▶ [Exercise objective]: Copy all lines holding the word "Price" from the entries.

-------------------------

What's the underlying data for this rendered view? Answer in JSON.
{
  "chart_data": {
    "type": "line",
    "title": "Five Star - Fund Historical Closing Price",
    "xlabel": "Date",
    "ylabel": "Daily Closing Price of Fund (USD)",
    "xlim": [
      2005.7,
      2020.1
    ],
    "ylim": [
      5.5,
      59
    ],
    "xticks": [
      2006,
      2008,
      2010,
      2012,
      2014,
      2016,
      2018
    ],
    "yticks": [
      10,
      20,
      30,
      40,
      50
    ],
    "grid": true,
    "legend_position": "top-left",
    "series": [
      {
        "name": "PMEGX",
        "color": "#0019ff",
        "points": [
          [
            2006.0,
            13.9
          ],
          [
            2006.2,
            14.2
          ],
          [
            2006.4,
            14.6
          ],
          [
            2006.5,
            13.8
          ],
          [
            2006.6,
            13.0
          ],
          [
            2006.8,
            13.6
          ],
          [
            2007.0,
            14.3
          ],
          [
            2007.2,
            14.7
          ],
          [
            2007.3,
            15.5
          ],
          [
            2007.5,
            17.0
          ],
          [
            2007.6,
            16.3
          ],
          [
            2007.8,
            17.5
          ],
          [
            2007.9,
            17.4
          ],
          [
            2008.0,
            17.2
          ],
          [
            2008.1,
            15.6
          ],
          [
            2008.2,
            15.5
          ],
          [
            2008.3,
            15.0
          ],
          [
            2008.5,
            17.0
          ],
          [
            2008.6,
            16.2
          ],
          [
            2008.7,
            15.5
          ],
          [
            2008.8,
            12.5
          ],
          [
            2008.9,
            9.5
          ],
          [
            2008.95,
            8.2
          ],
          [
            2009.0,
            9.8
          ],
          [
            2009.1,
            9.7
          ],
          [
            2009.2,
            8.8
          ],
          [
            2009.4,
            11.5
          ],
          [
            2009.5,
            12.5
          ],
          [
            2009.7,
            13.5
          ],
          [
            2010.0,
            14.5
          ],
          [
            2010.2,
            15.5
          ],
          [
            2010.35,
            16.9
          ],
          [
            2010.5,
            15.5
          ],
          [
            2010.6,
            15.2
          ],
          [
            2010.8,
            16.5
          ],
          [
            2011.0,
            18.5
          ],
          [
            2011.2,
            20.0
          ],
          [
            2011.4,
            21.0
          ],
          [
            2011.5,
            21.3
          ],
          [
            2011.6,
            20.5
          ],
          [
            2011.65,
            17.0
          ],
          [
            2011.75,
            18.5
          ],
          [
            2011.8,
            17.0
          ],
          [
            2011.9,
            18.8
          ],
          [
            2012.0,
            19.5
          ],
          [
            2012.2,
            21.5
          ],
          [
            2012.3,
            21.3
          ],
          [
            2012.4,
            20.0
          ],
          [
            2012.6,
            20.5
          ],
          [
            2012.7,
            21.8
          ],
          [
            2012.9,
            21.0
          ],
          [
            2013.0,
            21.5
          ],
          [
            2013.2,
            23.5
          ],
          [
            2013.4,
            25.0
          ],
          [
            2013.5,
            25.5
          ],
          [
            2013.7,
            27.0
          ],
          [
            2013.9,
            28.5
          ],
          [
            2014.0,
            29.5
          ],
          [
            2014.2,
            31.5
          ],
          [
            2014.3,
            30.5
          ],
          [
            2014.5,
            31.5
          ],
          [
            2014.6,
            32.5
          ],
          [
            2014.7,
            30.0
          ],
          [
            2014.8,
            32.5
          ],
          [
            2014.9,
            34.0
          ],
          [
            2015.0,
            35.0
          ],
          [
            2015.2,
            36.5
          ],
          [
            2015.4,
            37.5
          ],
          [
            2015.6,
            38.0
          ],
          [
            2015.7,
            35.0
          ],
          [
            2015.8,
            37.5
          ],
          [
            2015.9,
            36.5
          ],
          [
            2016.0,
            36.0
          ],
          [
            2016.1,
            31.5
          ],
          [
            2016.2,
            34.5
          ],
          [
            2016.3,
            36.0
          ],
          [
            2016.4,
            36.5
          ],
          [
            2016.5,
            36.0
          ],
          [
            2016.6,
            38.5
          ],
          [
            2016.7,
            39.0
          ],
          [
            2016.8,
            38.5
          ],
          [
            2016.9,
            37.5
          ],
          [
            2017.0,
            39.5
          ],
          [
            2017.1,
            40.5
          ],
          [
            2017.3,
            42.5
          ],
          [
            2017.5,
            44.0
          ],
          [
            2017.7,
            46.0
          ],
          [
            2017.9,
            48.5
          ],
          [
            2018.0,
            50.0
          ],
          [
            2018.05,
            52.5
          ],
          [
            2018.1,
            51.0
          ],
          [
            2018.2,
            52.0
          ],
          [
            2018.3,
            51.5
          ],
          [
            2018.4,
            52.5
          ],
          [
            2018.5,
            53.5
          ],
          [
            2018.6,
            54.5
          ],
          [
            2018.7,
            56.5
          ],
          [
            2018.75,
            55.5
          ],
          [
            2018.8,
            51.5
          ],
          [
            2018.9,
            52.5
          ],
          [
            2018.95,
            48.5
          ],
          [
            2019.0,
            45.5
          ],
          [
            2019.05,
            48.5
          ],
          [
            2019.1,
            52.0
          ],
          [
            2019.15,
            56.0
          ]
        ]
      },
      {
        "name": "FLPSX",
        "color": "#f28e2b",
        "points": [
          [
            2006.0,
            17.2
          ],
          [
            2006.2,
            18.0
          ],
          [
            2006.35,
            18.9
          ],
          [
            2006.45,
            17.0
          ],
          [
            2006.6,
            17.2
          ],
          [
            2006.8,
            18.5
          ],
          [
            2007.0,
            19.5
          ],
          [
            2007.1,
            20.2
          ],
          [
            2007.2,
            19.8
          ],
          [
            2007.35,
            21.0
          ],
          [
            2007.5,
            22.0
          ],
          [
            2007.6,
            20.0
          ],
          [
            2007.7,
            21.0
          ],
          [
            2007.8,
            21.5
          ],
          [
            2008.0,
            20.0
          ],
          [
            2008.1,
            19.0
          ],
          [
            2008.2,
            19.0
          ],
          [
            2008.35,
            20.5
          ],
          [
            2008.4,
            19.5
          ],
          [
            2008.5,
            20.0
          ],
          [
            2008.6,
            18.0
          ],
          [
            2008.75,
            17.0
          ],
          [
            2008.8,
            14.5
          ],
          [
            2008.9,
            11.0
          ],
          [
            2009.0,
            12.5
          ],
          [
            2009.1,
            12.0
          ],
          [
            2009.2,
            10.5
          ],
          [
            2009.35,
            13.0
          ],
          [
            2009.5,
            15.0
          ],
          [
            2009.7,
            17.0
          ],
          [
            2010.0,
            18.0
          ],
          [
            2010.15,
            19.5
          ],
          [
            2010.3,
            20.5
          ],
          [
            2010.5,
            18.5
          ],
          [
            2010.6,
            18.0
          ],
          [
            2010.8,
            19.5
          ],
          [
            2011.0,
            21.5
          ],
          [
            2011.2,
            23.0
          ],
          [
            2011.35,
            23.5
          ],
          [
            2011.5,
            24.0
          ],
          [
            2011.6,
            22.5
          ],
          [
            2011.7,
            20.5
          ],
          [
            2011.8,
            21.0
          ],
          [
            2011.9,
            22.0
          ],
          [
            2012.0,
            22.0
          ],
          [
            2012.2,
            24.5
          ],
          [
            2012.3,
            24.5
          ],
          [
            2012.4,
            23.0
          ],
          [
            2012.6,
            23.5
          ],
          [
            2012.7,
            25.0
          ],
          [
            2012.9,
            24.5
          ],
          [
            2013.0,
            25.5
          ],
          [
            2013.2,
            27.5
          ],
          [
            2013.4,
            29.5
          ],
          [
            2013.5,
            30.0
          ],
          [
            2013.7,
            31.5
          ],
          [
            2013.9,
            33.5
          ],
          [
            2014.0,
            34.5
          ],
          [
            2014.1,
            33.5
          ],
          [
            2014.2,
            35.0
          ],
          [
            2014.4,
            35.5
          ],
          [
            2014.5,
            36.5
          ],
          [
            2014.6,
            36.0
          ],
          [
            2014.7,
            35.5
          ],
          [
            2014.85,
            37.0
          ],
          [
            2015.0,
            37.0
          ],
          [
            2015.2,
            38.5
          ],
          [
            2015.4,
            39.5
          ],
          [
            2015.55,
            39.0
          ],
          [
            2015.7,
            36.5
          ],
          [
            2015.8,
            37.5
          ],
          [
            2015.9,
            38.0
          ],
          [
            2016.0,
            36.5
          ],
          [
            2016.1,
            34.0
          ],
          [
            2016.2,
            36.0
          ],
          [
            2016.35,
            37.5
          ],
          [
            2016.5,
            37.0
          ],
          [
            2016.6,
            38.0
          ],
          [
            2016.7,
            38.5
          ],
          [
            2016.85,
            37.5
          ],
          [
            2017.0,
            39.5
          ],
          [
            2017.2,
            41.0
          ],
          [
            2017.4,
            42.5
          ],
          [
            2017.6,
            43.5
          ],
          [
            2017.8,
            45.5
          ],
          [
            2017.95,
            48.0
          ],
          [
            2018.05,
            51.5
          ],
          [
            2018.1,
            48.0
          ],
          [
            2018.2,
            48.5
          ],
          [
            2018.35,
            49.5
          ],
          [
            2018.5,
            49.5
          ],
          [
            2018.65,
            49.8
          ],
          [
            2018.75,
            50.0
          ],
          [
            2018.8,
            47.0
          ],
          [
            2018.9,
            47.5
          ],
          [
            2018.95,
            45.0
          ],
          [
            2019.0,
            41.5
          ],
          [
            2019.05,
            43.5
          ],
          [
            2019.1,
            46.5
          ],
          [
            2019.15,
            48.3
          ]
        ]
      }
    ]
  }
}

-------------------------

▶ [Reply to the task]:
    "title": "Five Star - Fund Historical Closing Price",
    "ylabel": "Daily Closing Price of Fund (USD)",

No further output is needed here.